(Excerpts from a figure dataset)
****************************************

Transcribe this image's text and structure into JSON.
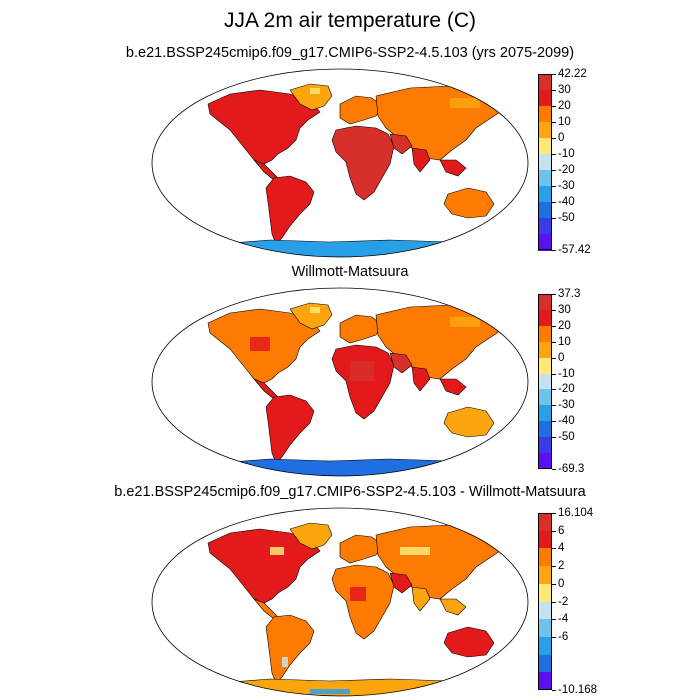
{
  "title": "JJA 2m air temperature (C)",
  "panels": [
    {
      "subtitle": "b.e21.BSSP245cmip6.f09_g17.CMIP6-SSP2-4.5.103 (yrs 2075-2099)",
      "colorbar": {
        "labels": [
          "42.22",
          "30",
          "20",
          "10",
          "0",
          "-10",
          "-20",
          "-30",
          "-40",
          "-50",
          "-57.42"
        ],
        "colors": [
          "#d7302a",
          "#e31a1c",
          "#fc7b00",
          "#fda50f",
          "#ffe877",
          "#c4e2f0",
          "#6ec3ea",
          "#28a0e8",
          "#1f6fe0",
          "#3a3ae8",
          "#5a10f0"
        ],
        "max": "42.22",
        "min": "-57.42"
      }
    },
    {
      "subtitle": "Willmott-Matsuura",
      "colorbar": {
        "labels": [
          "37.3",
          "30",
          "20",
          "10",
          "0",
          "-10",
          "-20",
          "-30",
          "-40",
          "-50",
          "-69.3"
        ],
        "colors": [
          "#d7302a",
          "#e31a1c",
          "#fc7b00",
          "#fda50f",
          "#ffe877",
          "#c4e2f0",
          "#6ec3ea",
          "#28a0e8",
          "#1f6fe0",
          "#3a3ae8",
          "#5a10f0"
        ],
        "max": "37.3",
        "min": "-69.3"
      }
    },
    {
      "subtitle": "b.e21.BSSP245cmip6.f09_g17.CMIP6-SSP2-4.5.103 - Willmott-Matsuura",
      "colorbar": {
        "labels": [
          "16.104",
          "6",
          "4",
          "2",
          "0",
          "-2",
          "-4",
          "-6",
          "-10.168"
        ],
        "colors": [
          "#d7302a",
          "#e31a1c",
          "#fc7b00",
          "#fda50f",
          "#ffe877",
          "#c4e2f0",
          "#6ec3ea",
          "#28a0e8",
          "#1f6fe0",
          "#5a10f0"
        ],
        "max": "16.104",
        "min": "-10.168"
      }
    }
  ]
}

****************************************

Short task: Repeat each entry precisely as it appears. Leave the pictures out.

Full output:
Transcribe this image's text and structure into JSON.
{
  "title": "JJA 2m air temperature (C)",
  "panels": [
    {
      "subtitle": "b.e21.BSSP245cmip6.f09_g17.CMIP6-SSP2-4.5.103 (yrs 2075-2099)",
      "colorbar": {
        "labels": [
          "42.22",
          "30",
          "20",
          "10",
          "0",
          "-10",
          "-20",
          "-30",
          "-40",
          "-50",
          "-57.42"
        ],
        "colors": [
          "#d7302a",
          "#e31a1c",
          "#fc7b00",
          "#fda50f",
          "#ffe877",
          "#c4e2f0",
          "#6ec3ea",
          "#28a0e8",
          "#1f6fe0",
          "#3a3ae8",
          "#5a10f0"
        ],
        "max": "42.22",
        "min": "-57.42"
      }
    },
    {
      "subtitle": "Willmott-Matsuura",
      "colorbar": {
        "labels": [
          "37.3",
          "30",
          "20",
          "10",
          "0",
          "-10",
          "-20",
          "-30",
          "-40",
          "-50",
          "-69.3"
        ],
        "colors": [
          "#d7302a",
          "#e31a1c",
          "#fc7b00",
          "#fda50f",
          "#ffe877",
          "#c4e2f0",
          "#6ec3ea",
          "#28a0e8",
          "#1f6fe0",
          "#3a3ae8",
          "#5a10f0"
        ],
        "max": "37.3",
        "min": "-69.3"
      }
    },
    {
      "subtitle": "b.e21.BSSP245cmip6.f09_g17.CMIP6-SSP2-4.5.103 - Willmott-Matsuura",
      "colorbar": {
        "labels": [
          "16.104",
          "6",
          "4",
          "2",
          "0",
          "-2",
          "-4",
          "-6",
          "-10.168"
        ],
        "colors": [
          "#d7302a",
          "#e31a1c",
          "#fc7b00",
          "#fda50f",
          "#ffe877",
          "#c4e2f0",
          "#6ec3ea",
          "#28a0e8",
          "#1f6fe0",
          "#5a10f0"
        ],
        "max": "16.104",
        "min": "-10.168"
      }
    }
  ]
}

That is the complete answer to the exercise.